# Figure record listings
______

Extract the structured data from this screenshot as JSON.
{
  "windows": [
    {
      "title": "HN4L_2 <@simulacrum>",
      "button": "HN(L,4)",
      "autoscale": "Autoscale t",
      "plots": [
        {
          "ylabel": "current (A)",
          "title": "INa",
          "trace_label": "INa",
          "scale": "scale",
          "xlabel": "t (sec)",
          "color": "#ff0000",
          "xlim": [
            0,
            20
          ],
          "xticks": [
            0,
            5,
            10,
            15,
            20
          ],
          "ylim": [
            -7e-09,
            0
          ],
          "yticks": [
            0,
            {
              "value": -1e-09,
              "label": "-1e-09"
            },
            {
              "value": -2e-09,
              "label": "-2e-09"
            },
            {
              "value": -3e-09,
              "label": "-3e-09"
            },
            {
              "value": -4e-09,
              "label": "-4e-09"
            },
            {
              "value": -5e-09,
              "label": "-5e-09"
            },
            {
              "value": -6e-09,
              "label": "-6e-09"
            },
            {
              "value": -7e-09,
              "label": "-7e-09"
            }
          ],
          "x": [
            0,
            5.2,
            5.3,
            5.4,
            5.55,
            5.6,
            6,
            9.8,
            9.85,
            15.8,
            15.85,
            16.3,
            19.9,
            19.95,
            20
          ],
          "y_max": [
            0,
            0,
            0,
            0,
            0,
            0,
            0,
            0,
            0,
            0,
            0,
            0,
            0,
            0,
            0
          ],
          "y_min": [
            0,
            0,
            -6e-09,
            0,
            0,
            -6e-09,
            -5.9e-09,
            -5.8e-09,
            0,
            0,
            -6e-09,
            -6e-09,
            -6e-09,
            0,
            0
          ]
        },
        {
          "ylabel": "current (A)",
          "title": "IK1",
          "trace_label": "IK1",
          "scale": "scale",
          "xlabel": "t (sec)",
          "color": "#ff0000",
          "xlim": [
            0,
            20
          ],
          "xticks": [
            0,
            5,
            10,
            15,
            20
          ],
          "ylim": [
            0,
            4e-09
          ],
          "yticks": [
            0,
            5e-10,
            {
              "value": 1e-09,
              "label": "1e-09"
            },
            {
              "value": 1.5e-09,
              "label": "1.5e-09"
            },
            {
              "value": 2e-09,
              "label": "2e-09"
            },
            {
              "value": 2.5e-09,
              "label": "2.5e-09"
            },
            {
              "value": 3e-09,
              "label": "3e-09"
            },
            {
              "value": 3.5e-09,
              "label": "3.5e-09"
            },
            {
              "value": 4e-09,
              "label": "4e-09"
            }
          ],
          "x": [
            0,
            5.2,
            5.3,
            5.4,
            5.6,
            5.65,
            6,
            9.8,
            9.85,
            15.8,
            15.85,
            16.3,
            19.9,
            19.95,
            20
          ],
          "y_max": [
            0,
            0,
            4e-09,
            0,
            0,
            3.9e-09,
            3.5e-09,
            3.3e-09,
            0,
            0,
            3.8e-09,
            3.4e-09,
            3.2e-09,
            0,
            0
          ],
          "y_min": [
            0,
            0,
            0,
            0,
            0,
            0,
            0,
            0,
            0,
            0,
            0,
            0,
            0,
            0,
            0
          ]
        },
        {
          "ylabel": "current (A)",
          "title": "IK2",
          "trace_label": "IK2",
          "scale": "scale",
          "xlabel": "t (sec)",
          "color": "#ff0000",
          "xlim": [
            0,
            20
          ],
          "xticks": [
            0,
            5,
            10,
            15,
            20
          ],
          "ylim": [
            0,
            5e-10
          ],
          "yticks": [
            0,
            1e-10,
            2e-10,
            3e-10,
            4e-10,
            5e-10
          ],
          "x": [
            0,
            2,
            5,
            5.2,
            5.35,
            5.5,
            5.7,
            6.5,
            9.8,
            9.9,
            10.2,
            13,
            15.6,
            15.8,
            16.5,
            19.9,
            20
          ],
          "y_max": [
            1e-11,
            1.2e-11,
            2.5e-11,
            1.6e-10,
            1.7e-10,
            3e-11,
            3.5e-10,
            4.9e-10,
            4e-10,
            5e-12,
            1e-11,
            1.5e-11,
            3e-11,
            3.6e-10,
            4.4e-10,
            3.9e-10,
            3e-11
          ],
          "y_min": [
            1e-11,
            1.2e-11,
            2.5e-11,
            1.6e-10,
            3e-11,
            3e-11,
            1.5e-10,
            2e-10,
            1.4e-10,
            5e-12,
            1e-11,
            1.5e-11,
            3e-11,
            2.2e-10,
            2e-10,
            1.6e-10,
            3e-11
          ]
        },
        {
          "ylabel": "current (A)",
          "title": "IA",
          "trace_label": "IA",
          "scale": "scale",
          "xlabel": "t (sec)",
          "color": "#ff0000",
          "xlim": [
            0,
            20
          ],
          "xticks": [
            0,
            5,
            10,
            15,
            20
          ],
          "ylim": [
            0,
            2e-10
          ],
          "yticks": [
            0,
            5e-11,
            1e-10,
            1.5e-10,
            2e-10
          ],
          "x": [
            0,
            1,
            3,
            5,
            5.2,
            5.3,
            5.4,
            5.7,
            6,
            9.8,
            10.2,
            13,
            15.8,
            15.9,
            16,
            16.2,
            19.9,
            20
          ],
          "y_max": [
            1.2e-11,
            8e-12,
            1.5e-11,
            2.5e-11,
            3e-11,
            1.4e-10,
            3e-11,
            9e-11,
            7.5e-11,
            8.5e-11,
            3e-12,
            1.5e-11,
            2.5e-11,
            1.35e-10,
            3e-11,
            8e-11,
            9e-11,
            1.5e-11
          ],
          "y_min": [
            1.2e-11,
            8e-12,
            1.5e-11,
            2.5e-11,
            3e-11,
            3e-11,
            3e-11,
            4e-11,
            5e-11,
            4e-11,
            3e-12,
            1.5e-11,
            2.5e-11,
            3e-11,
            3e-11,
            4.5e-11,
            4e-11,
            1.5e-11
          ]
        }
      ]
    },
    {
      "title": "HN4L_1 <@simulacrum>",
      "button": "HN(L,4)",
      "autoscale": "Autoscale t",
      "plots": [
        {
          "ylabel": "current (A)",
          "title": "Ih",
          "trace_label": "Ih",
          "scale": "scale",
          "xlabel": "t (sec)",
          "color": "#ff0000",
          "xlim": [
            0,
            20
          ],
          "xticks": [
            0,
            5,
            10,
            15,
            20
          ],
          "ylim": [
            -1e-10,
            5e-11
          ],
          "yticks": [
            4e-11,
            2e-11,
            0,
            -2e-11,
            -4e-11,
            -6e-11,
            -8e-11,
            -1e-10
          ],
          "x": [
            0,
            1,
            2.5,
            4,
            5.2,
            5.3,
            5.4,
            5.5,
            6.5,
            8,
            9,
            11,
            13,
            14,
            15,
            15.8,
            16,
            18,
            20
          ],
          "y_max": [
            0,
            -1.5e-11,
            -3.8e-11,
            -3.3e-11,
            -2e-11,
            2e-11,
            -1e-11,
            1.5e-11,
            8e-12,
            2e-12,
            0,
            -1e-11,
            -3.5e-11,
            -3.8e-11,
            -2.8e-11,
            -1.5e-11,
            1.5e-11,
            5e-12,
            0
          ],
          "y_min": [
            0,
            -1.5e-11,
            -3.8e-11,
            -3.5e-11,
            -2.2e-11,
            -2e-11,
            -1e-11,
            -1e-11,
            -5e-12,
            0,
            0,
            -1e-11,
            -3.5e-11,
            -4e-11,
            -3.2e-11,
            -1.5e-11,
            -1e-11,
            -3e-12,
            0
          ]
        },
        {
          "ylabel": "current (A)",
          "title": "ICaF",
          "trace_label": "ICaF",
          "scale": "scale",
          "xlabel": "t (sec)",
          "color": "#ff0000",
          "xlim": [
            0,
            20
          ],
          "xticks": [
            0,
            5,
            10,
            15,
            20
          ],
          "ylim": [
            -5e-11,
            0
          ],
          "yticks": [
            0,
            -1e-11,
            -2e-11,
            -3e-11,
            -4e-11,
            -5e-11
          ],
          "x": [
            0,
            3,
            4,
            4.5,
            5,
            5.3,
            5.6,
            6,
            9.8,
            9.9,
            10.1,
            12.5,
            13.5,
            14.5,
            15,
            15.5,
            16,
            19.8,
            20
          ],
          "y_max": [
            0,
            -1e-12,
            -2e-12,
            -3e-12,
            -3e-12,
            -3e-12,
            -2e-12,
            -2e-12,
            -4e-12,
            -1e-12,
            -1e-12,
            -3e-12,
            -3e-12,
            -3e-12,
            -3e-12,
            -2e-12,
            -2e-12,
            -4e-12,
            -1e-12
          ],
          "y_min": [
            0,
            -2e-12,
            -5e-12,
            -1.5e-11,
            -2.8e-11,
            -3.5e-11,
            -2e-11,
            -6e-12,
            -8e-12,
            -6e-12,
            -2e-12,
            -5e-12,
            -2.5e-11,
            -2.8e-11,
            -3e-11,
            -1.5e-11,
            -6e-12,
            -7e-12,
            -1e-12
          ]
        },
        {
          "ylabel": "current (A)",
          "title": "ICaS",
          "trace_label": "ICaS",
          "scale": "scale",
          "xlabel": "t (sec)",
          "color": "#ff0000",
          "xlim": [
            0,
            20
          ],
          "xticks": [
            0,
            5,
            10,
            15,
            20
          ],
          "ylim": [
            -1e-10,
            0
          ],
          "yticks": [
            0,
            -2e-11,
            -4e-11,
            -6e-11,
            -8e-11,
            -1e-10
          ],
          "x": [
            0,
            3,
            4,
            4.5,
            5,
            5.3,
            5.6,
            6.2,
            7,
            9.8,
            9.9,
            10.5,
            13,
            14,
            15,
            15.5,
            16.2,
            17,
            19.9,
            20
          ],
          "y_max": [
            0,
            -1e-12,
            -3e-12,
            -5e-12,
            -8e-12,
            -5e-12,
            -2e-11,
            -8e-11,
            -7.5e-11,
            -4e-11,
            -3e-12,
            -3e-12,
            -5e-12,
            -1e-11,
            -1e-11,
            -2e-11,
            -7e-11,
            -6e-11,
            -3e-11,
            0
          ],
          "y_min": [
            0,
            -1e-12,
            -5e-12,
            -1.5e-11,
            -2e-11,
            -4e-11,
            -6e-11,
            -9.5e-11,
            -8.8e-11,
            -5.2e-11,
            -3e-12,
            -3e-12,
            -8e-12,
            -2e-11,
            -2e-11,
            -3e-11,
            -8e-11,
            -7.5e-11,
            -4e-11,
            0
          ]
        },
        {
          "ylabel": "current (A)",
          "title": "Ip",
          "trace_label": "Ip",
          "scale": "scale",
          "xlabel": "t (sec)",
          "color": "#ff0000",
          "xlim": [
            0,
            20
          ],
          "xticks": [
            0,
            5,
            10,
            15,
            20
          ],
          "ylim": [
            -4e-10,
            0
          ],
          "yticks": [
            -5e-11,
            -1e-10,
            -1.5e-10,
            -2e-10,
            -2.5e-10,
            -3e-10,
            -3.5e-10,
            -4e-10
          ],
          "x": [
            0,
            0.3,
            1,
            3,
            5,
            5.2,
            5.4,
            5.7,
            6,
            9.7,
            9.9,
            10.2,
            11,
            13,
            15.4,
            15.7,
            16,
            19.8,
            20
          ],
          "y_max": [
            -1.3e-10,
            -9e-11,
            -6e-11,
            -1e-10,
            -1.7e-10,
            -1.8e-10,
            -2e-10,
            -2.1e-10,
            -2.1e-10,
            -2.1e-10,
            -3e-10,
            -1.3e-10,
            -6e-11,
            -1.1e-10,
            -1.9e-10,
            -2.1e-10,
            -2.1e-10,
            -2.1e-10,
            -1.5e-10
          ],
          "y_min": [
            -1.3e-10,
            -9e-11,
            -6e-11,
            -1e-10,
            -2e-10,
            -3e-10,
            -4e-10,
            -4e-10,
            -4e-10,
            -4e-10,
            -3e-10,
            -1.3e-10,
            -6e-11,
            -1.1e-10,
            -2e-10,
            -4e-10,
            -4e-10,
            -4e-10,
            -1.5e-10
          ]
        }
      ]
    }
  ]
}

______

# Task prompt
Considering only the records above, state the number of lines that include the word "simulacrum", with nothing added.

# Finished task
2